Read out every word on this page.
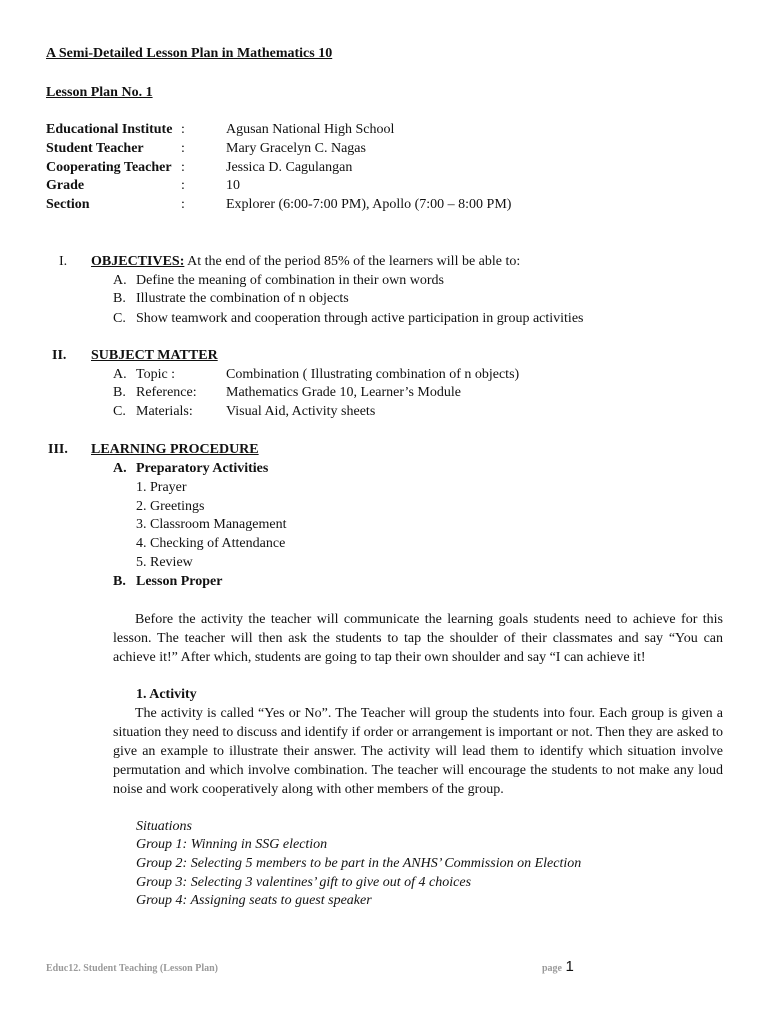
A Semi-Detailed Lesson Plan in Mathematics 10
Lesson Plan No. 1
Educational Institute :	Agusan National High School
Student Teacher	:	Mary Gracelyn C. Nagas
Cooperating Teacher :	Jessica D. Cagulangan
Grade	:	10
Section	:	Explorer (6:00-7:00 PM), Apollo (7:00 – 8:00 PM)
I. OBJECTIVES: At the end of the period 85% of the learners will be able to:
A. Define the meaning of combination in their own words
B. Illustrate the combination of n objects
C. Show teamwork and cooperation through active participation in group activities
II. SUBJECT MATTER
A. Topic :	Combination ( Illustrating combination of n objects)
B. Reference: Mathematics Grade 10, Learner’s Module
C. Materials: Visual Aid, Activity sheets
III. LEARNING PROCEDURE
A. Preparatory Activities
1. Prayer
2. Greetings
3. Classroom Management
4. Checking of Attendance
5. Review
B. Lesson Proper

Before the activity the teacher will communicate the learning goals students need to achieve for this lesson. The teacher will then ask the students to tap the shoulder of their classmates and say “You can achieve it!” After which, students are going to tap their own shoulder and say “I can achieve it!

1. Activity

The activity is called “Yes or No”. The Teacher will group the students into four. Each group is given a situation they need to discuss and identify if order or arrangement is important or not. Then they are asked to give an example to illustrate their answer. The activity will lead them to identify which situation involve permutation and which involve combination. The teacher will encourage the students to not make any loud noise and work cooperatively along with other members of the group.

Situations
Group 1: Winning in SSG election
Group 2: Selecting 5 members to be part in the ANHS’ Commission on Election
Group 3: Selecting 3 valentines’ gift to give out of 4 choices
Group 4: Assigning seats to guest speaker
Educ12. Student Teaching (Lesson Plan)	page 1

· · · · ·

- Your goal
Every line above should be repeated exactly; pictures stay out of the copy.

- Solution
Read out every word on this page.
A Semi-Detailed Lesson Plan in Mathematics 10
Lesson Plan No. 1
Educational Institute :	Agusan National High School
Student Teacher	:	Mary Gracelyn C. Nagas
Cooperating Teacher :	Jessica D. Cagulangan
Grade	:	10
Section	:	Explorer (6:00-7:00 PM), Apollo (7:00 – 8:00 PM)
I. OBJECTIVES: At the end of the period 85% of the learners will be able to:
A. Define the meaning of combination in their own words
B. Illustrate the combination of n objects
C. Show teamwork and cooperation through active participation in group activities
II. SUBJECT MATTER
A. Topic :	Combination ( Illustrating combination of n objects)
B. Reference: Mathematics Grade 10, Learner’s Module
C. Materials: Visual Aid, Activity sheets
III. LEARNING PROCEDURE
A. Preparatory Activities
1. Prayer
2. Greetings
3. Classroom Management
4. Checking of Attendance
5. Review
B. Lesson Proper

Before the activity the teacher will communicate the learning goals students need to achieve for this lesson. The teacher will then ask the students to tap the shoulder of their classmates and say “You can achieve it!” After which, students are going to tap their own shoulder and say “I can achieve it!

1. Activity

The activity is called “Yes or No”. The Teacher will group the students into four. Each group is given a situation they need to discuss and identify if order or arrangement is important or not. Then they are asked to give an example to illustrate their answer. The activity will lead them to identify which situation involve permutation and which involve combination. The teacher will encourage the students to not make any loud noise and work cooperatively along with other members of the group.

Situations
Group 1: Winning in SSG election
Group 2: Selecting 5 members to be part in the ANHS’ Commission on Election
Group 3: Selecting 3 valentines’ gift to give out of 4 choices
Group 4: Assigning seats to guest speaker
Educ12. Student Teaching (Lesson Plan)	page 1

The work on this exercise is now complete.